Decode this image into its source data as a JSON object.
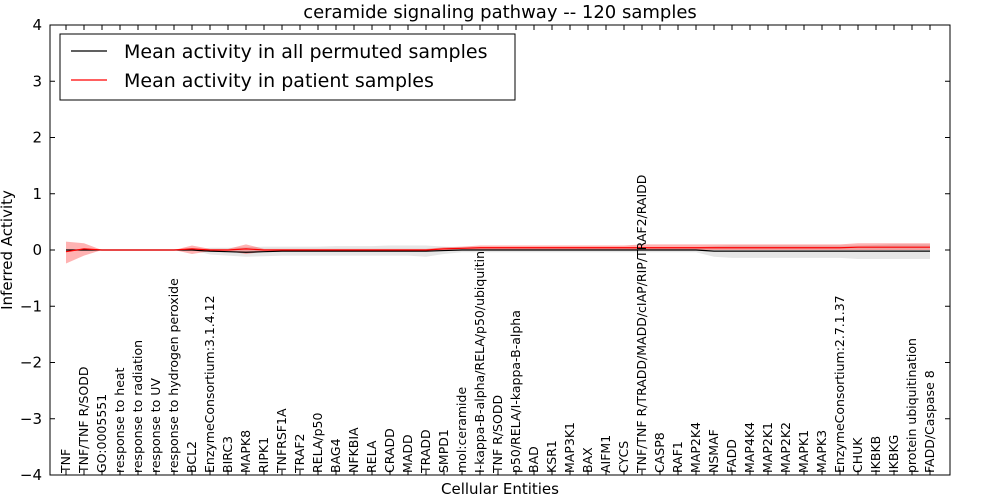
{
  "chart_data": {
    "type": "line",
    "title": "ceramide signaling pathway -- 120 samples",
    "xlabel": "Cellular Entities",
    "ylabel": "Inferred Activity",
    "ylim": [
      -4,
      4
    ],
    "yticks": [
      -4,
      -3,
      -2,
      -1,
      0,
      1,
      2,
      3,
      4
    ],
    "ytick_labels": [
      "−4",
      "−3",
      "−2",
      "−1",
      "0",
      "1",
      "2",
      "3",
      "4"
    ],
    "grid": false,
    "legend_position": "top-left",
    "categories": [
      "TNF",
      "TNF/TNF R/SODD",
      "GO:0005551",
      "response to heat",
      "response to radiation",
      "response to UV",
      "response to hydrogen peroxide",
      "BCL2",
      "EnzymeConsortium:3.1.4.12",
      "BIRC3",
      "MAPK8",
      "RIPK1",
      "TNFRSF1A",
      "TRAF2",
      "RELA/p50",
      "BAG4",
      "NFKBIA",
      "RELA",
      "CRADD",
      "MADD",
      "TRADD",
      "SMPD1",
      "mol:ceramide",
      "I-kappa-B-alpha/RELA/p50/ubiquitin",
      "TNF R/SODD",
      "p50/RELA/I-kappa-B-alpha",
      "BAD",
      "KSR1",
      "MAP3K1",
      "BAX",
      "AIFM1",
      "CYCS",
      "TNF/TNF R/TRADD/MADD/cIAP/RIP/TRAF2/RAIDD",
      "CASP8",
      "RAF1",
      "MAP2K4",
      "NSMAF",
      "FADD",
      "MAP4K4",
      "MAP2K1",
      "MAP2K2",
      "MAPK1",
      "MAPK3",
      "EnzymeConsortium:2.7.1.37",
      "CHUK",
      "IKBKB",
      "IKBKG",
      "protein ubiquitination",
      "FADD/Caspase 8"
    ],
    "series": [
      {
        "name": "Mean activity in all permuted samples",
        "color": "#000000",
        "values": [
          0.0,
          0.0,
          0.0,
          0.0,
          0.0,
          0.0,
          0.0,
          0.0,
          -0.02,
          -0.03,
          -0.04,
          -0.03,
          -0.02,
          -0.02,
          -0.02,
          -0.02,
          -0.02,
          -0.02,
          -0.02,
          -0.02,
          -0.02,
          -0.01,
          0.0,
          0.0,
          0.0,
          0.0,
          0.0,
          0.0,
          0.0,
          0.0,
          0.0,
          0.0,
          0.0,
          0.0,
          0.0,
          0.0,
          -0.02,
          -0.02,
          -0.02,
          -0.02,
          -0.02,
          -0.02,
          -0.02,
          -0.02,
          -0.02,
          -0.02,
          -0.02,
          -0.02,
          -0.02
        ],
        "lower": [
          0.0,
          0.0,
          0.0,
          0.0,
          0.0,
          0.0,
          0.0,
          0.0,
          -0.08,
          -0.1,
          -0.12,
          -0.11,
          -0.1,
          -0.1,
          -0.1,
          -0.1,
          -0.1,
          -0.1,
          -0.1,
          -0.1,
          -0.12,
          -0.07,
          -0.04,
          -0.04,
          -0.04,
          -0.04,
          -0.04,
          -0.04,
          -0.04,
          -0.04,
          -0.04,
          -0.04,
          -0.04,
          -0.04,
          -0.04,
          -0.04,
          -0.12,
          -0.14,
          -0.14,
          -0.14,
          -0.14,
          -0.14,
          -0.14,
          -0.14,
          -0.16,
          -0.16,
          -0.16,
          -0.16,
          -0.16
        ],
        "upper": [
          0.0,
          0.0,
          0.0,
          0.0,
          0.0,
          0.0,
          0.0,
          0.0,
          0.04,
          0.04,
          0.05,
          0.06,
          0.06,
          0.06,
          0.06,
          0.07,
          0.07,
          0.07,
          0.08,
          0.08,
          0.08,
          0.06,
          0.05,
          0.05,
          0.05,
          0.05,
          0.05,
          0.05,
          0.05,
          0.05,
          0.05,
          0.05,
          0.05,
          0.05,
          0.05,
          0.05,
          0.07,
          0.08,
          0.08,
          0.08,
          0.08,
          0.08,
          0.08,
          0.08,
          0.08,
          0.09,
          0.1,
          0.1,
          0.1
        ]
      },
      {
        "name": "Mean activity in patient samples",
        "color": "#ff0000",
        "values": [
          -0.03,
          0.02,
          0.0,
          0.0,
          0.0,
          0.0,
          0.0,
          0.02,
          0.0,
          0.0,
          0.02,
          0.0,
          0.0,
          0.0,
          0.0,
          0.0,
          0.0,
          0.0,
          0.0,
          0.0,
          0.0,
          0.02,
          0.03,
          0.04,
          0.04,
          0.04,
          0.04,
          0.04,
          0.04,
          0.04,
          0.04,
          0.04,
          0.04,
          0.04,
          0.04,
          0.04,
          0.04,
          0.04,
          0.04,
          0.04,
          0.04,
          0.04,
          0.04,
          0.04,
          0.05,
          0.05,
          0.05,
          0.05,
          0.05
        ],
        "lower": [
          -0.24,
          -0.1,
          0.0,
          0.0,
          0.0,
          0.0,
          0.0,
          -0.07,
          -0.02,
          -0.02,
          -0.07,
          -0.03,
          -0.02,
          -0.02,
          -0.02,
          -0.02,
          -0.02,
          -0.02,
          -0.02,
          -0.02,
          -0.02,
          -0.01,
          0.0,
          0.0,
          0.0,
          0.0,
          0.0,
          0.0,
          0.0,
          0.0,
          0.0,
          0.0,
          0.0,
          0.0,
          0.0,
          0.0,
          0.0,
          0.0,
          0.0,
          0.0,
          0.0,
          0.0,
          0.0,
          0.0,
          0.0,
          0.0,
          0.0,
          0.0,
          0.0
        ],
        "upper": [
          0.15,
          0.12,
          0.0,
          0.0,
          0.0,
          0.0,
          0.0,
          0.08,
          0.02,
          0.02,
          0.1,
          0.02,
          0.02,
          0.02,
          0.02,
          0.02,
          0.02,
          0.02,
          0.02,
          0.02,
          0.02,
          0.05,
          0.06,
          0.08,
          0.08,
          0.08,
          0.08,
          0.08,
          0.08,
          0.08,
          0.08,
          0.08,
          0.1,
          0.1,
          0.1,
          0.1,
          0.1,
          0.1,
          0.1,
          0.1,
          0.1,
          0.1,
          0.1,
          0.1,
          0.12,
          0.12,
          0.12,
          0.12,
          0.12
        ]
      }
    ]
  }
}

# # # #

Each line of the listing must be restated word for word, and the pictures left out.

# Exercise result:
Decode this image into its source data as a JSON object.
{
  "chart_data": {
    "type": "line",
    "title": "ceramide signaling pathway -- 120 samples",
    "xlabel": "Cellular Entities",
    "ylabel": "Inferred Activity",
    "ylim": [
      -4,
      4
    ],
    "yticks": [
      -4,
      -3,
      -2,
      -1,
      0,
      1,
      2,
      3,
      4
    ],
    "ytick_labels": [
      "−4",
      "−3",
      "−2",
      "−1",
      "0",
      "1",
      "2",
      "3",
      "4"
    ],
    "grid": false,
    "legend_position": "top-left",
    "categories": [
      "TNF",
      "TNF/TNF R/SODD",
      "GO:0005551",
      "response to heat",
      "response to radiation",
      "response to UV",
      "response to hydrogen peroxide",
      "BCL2",
      "EnzymeConsortium:3.1.4.12",
      "BIRC3",
      "MAPK8",
      "RIPK1",
      "TNFRSF1A",
      "TRAF2",
      "RELA/p50",
      "BAG4",
      "NFKBIA",
      "RELA",
      "CRADD",
      "MADD",
      "TRADD",
      "SMPD1",
      "mol:ceramide",
      "I-kappa-B-alpha/RELA/p50/ubiquitin",
      "TNF R/SODD",
      "p50/RELA/I-kappa-B-alpha",
      "BAD",
      "KSR1",
      "MAP3K1",
      "BAX",
      "AIFM1",
      "CYCS",
      "TNF/TNF R/TRADD/MADD/cIAP/RIP/TRAF2/RAIDD",
      "CASP8",
      "RAF1",
      "MAP2K4",
      "NSMAF",
      "FADD",
      "MAP4K4",
      "MAP2K1",
      "MAP2K2",
      "MAPK1",
      "MAPK3",
      "EnzymeConsortium:2.7.1.37",
      "CHUK",
      "IKBKB",
      "IKBKG",
      "protein ubiquitination",
      "FADD/Caspase 8"
    ],
    "series": [
      {
        "name": "Mean activity in all permuted samples",
        "color": "#000000",
        "values": [
          0.0,
          0.0,
          0.0,
          0.0,
          0.0,
          0.0,
          0.0,
          0.0,
          -0.02,
          -0.03,
          -0.04,
          -0.03,
          -0.02,
          -0.02,
          -0.02,
          -0.02,
          -0.02,
          -0.02,
          -0.02,
          -0.02,
          -0.02,
          -0.01,
          0.0,
          0.0,
          0.0,
          0.0,
          0.0,
          0.0,
          0.0,
          0.0,
          0.0,
          0.0,
          0.0,
          0.0,
          0.0,
          0.0,
          -0.02,
          -0.02,
          -0.02,
          -0.02,
          -0.02,
          -0.02,
          -0.02,
          -0.02,
          -0.02,
          -0.02,
          -0.02,
          -0.02,
          -0.02
        ],
        "lower": [
          0.0,
          0.0,
          0.0,
          0.0,
          0.0,
          0.0,
          0.0,
          0.0,
          -0.08,
          -0.1,
          -0.12,
          -0.11,
          -0.1,
          -0.1,
          -0.1,
          -0.1,
          -0.1,
          -0.1,
          -0.1,
          -0.1,
          -0.12,
          -0.07,
          -0.04,
          -0.04,
          -0.04,
          -0.04,
          -0.04,
          -0.04,
          -0.04,
          -0.04,
          -0.04,
          -0.04,
          -0.04,
          -0.04,
          -0.04,
          -0.04,
          -0.12,
          -0.14,
          -0.14,
          -0.14,
          -0.14,
          -0.14,
          -0.14,
          -0.14,
          -0.16,
          -0.16,
          -0.16,
          -0.16,
          -0.16
        ],
        "upper": [
          0.0,
          0.0,
          0.0,
          0.0,
          0.0,
          0.0,
          0.0,
          0.0,
          0.04,
          0.04,
          0.05,
          0.06,
          0.06,
          0.06,
          0.06,
          0.07,
          0.07,
          0.07,
          0.08,
          0.08,
          0.08,
          0.06,
          0.05,
          0.05,
          0.05,
          0.05,
          0.05,
          0.05,
          0.05,
          0.05,
          0.05,
          0.05,
          0.05,
          0.05,
          0.05,
          0.05,
          0.07,
          0.08,
          0.08,
          0.08,
          0.08,
          0.08,
          0.08,
          0.08,
          0.08,
          0.09,
          0.1,
          0.1,
          0.1
        ]
      },
      {
        "name": "Mean activity in patient samples",
        "color": "#ff0000",
        "values": [
          -0.03,
          0.02,
          0.0,
          0.0,
          0.0,
          0.0,
          0.0,
          0.02,
          0.0,
          0.0,
          0.02,
          0.0,
          0.0,
          0.0,
          0.0,
          0.0,
          0.0,
          0.0,
          0.0,
          0.0,
          0.0,
          0.02,
          0.03,
          0.04,
          0.04,
          0.04,
          0.04,
          0.04,
          0.04,
          0.04,
          0.04,
          0.04,
          0.04,
          0.04,
          0.04,
          0.04,
          0.04,
          0.04,
          0.04,
          0.04,
          0.04,
          0.04,
          0.04,
          0.04,
          0.05,
          0.05,
          0.05,
          0.05,
          0.05
        ],
        "lower": [
          -0.24,
          -0.1,
          0.0,
          0.0,
          0.0,
          0.0,
          0.0,
          -0.07,
          -0.02,
          -0.02,
          -0.07,
          -0.03,
          -0.02,
          -0.02,
          -0.02,
          -0.02,
          -0.02,
          -0.02,
          -0.02,
          -0.02,
          -0.02,
          -0.01,
          0.0,
          0.0,
          0.0,
          0.0,
          0.0,
          0.0,
          0.0,
          0.0,
          0.0,
          0.0,
          0.0,
          0.0,
          0.0,
          0.0,
          0.0,
          0.0,
          0.0,
          0.0,
          0.0,
          0.0,
          0.0,
          0.0,
          0.0,
          0.0,
          0.0,
          0.0,
          0.0
        ],
        "upper": [
          0.15,
          0.12,
          0.0,
          0.0,
          0.0,
          0.0,
          0.0,
          0.08,
          0.02,
          0.02,
          0.1,
          0.02,
          0.02,
          0.02,
          0.02,
          0.02,
          0.02,
          0.02,
          0.02,
          0.02,
          0.02,
          0.05,
          0.06,
          0.08,
          0.08,
          0.08,
          0.08,
          0.08,
          0.08,
          0.08,
          0.08,
          0.08,
          0.1,
          0.1,
          0.1,
          0.1,
          0.1,
          0.1,
          0.1,
          0.1,
          0.1,
          0.1,
          0.1,
          0.1,
          0.12,
          0.12,
          0.12,
          0.12,
          0.12
        ]
      }
    ]
  }
}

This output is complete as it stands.